#### [Task brief]
Copy out every one of the items below word for word, and leave the pictures out of your answer.

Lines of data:

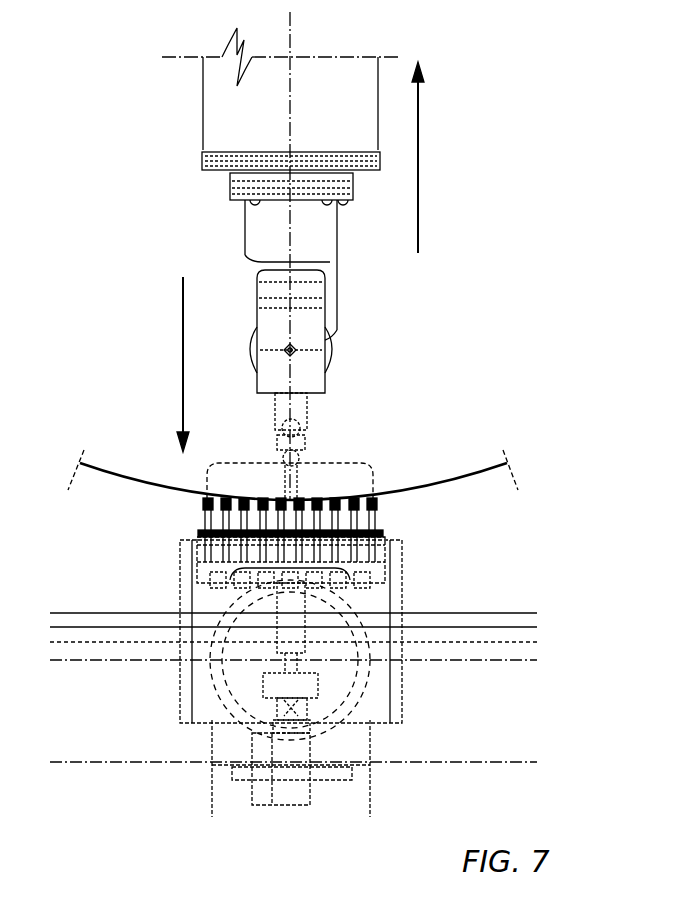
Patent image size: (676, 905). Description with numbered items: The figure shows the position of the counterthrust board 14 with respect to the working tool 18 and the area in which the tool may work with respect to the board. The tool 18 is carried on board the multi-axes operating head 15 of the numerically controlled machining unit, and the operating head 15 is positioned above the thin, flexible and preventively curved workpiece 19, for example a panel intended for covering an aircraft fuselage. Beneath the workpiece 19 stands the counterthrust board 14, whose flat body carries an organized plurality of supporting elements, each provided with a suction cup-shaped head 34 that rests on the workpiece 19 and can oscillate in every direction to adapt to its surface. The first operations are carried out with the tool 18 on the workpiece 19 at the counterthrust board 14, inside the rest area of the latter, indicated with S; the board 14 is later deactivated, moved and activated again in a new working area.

The multi-axes operating head 15 is at (337, 210).
The tool 18 is at (295, 488).
The rest area S is at (363, 463).
The workpiece 19 is at (116, 477).
The head 34 is at (203, 498).
The counterthrust board 14 is at (385, 532).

#### [Task solution]
Patent image size: (676, 905). Description with numbered items: The figure shows the position of the counterthrust board 14 with respect to the working tool 18 and the area in which the tool may work with respect to the board. The tool 18 is carried on board the multi-axes operating head 15 of the numerically controlled machining unit, and the operating head 15 is positioned above the thin, flexible and preventively curved workpiece 19, for example a panel intended for covering an aircraft fuselage. Beneath the workpiece 19 stands the counterthrust board 14, whose flat body carries an organized plurality of supporting elements, each provided with a suction cup-shaped head 34 that rests on the workpiece 19 and can oscillate in every direction to adapt to its surface. The first operations are carried out with the tool 18 on the workpiece 19 at the counterthrust board 14, inside the rest area of the latter, indicated with S; the board 14 is later deactivated, moved and activated again in a new working area.

The multi-axes operating head 15 is at (337, 210).
The tool 18 is at (295, 488).
The rest area S is at (363, 463).
The workpiece 19 is at (116, 477).
The head 34 is at (203, 498).
The counterthrust board 14 is at (385, 532).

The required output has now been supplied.